- **SET TASK 1**: According to the Betar text, which group bombed the Betar offices in France?
- **SET TASK 2**: In the records, rewrite the lines starting at the one containing "Bar — [363, 103, 393, 139]" and ending at the one containing "Bar — [513, 483, 543, 520]", with "Bar" replaced by "Column" and nothing else changed. Return only those lines.

Jabotinsky also wanted to connect the name of the first jewish fighter after 2000 years to the name of the last fort of jewish uprising against the Roman Empire in the Bar Kokhba's revolt, showing that Betar was intent to create a new generation of jewish warriors.

Many of Israel's most prominent public figures have been graduates of the Movement, including former Prime Ministers Menachem Begin, Yitzhak Shamir and former Defence Minister Moshe Arens.

Today, the Betar Movement is primarily involved in Jewish and Zionist activism and has chapters worldwide.

In France, members of the Betar have clashed with pro-Arab supporters. The Betar offices were bombed by the leftist FLNC, a Corsican militant organization. Also, members of Betar assaulted the anti-globalisation activist José Bové upon his return from a protest in Ramallah.

Betar in Israel

Once a vibrant movement tied to the opposition Herut Party, Betar's following in Israel has declined since the 1970s as a result of a changing political situation. One important change was the rise of the religious right-wing in the 1970s. Though Betar had many of the same political goals as the rapidly growing Gush Emunim (Believers' Bloc) and B'nei Akiva youth movements (tied to the National Religious Party; MAFDAL), they remained a secular movement and never took the initiative that their counterparts did in settling the West Bank and Gaza. During the 1980's as a result of the Camp David Accords negotiated by Menachem Begin (the leader of Herut and its successor movement, Likud), a similar effect began with the secular right, as more extreme movements appeared there and drew away youth.

Betar's chief disadvantage, which was only made worse by Bnei Akiva's rise, was the predominance of other youth groups. Belonging to the Kibbutz movement, Hashomer Hatzair (Young Guard), HaNoar HaOved Vehalomed (the Working and Learning Youth), and HaBonim Dror (Free Builders), had taken most Israeli youth in throughout the 1950s-70s. Alongside them were the Tzofim (similar to the Boy Scouts) and Bnei Akiva. Today Betar remains a marginal youth movement in Israel, and far from the power that its father group, Likud, has on the country.

Betar sponsors sports clubs, the most notable is the popular Beitar Jerusalem football (soccer) club.

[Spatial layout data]
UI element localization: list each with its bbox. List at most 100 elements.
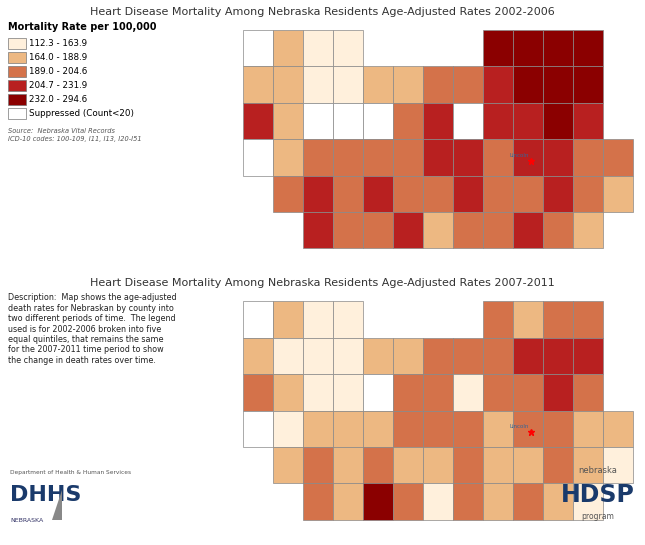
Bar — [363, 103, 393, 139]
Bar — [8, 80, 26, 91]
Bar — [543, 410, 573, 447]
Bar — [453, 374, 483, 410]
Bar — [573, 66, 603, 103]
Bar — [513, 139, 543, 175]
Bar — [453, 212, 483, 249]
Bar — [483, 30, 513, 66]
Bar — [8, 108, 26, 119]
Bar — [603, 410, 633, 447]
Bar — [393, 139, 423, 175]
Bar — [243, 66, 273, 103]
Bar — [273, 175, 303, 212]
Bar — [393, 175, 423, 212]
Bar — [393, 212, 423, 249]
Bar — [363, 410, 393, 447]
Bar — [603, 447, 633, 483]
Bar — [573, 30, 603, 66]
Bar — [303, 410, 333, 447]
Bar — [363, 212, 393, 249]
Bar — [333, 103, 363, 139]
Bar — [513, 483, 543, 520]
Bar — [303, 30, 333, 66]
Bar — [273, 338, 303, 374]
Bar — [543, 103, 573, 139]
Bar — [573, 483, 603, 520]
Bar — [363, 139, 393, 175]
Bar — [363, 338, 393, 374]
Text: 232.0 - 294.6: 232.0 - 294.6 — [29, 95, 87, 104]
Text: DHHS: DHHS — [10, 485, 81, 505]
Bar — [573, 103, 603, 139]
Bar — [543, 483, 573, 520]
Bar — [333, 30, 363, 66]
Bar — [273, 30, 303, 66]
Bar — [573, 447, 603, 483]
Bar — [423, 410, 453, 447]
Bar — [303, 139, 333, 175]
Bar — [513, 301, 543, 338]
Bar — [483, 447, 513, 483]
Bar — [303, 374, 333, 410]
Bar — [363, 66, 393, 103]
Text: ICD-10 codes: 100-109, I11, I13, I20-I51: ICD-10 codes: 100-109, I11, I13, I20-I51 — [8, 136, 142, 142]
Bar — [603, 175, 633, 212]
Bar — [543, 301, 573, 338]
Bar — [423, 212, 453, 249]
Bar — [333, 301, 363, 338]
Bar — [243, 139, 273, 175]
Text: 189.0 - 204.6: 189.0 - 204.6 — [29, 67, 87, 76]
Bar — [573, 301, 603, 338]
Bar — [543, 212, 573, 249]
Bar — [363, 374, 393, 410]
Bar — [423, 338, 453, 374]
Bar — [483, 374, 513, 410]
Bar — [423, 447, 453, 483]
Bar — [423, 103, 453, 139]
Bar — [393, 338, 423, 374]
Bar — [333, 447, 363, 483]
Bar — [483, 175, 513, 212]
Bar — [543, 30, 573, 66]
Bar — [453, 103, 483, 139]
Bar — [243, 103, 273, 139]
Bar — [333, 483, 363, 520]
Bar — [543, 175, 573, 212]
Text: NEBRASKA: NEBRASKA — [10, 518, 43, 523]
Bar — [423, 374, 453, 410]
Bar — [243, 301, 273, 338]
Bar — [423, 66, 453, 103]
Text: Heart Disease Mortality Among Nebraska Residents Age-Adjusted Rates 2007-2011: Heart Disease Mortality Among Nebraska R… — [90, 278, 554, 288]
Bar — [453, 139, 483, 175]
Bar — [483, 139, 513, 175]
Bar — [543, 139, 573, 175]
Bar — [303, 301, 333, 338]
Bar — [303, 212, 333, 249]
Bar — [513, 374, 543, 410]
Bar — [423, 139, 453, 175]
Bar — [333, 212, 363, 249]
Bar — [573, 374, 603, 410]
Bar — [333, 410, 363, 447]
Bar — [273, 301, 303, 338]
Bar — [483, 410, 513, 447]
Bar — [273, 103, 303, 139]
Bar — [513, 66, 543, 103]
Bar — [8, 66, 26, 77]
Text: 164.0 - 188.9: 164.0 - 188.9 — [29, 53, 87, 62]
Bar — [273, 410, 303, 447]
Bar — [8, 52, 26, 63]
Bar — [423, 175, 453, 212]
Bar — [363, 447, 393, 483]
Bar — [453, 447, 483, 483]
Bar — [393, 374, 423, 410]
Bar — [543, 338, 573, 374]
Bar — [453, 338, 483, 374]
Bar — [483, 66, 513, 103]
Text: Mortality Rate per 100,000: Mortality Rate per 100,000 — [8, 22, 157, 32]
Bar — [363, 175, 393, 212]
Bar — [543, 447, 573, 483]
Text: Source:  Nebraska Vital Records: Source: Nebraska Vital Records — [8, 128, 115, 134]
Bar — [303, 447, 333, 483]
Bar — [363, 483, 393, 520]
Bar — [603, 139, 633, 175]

- **FINAL ANSWER 1**: The leftist FLNC, a Corsican militant organization.

- **FINAL ANSWER 2**:
Column — [363, 103, 393, 139]
Column — [8, 80, 26, 91]
Column — [543, 410, 573, 447]
Column — [453, 374, 483, 410]
Column — [573, 66, 603, 103]
Column — [513, 139, 543, 175]
Column — [453, 212, 483, 249]
Column — [483, 30, 513, 66]
Column — [8, 108, 26, 119]
Column — [603, 410, 633, 447]
Column — [393, 139, 423, 175]
Column — [243, 66, 273, 103]
Column — [273, 175, 303, 212]
Column — [393, 175, 423, 212]
Column — [393, 212, 423, 249]
Column — [363, 410, 393, 447]
Column — [603, 447, 633, 483]
Column — [573, 30, 603, 66]
Column — [303, 410, 333, 447]
Column — [363, 212, 393, 249]
Column — [333, 103, 363, 139]
Column — [513, 483, 543, 520]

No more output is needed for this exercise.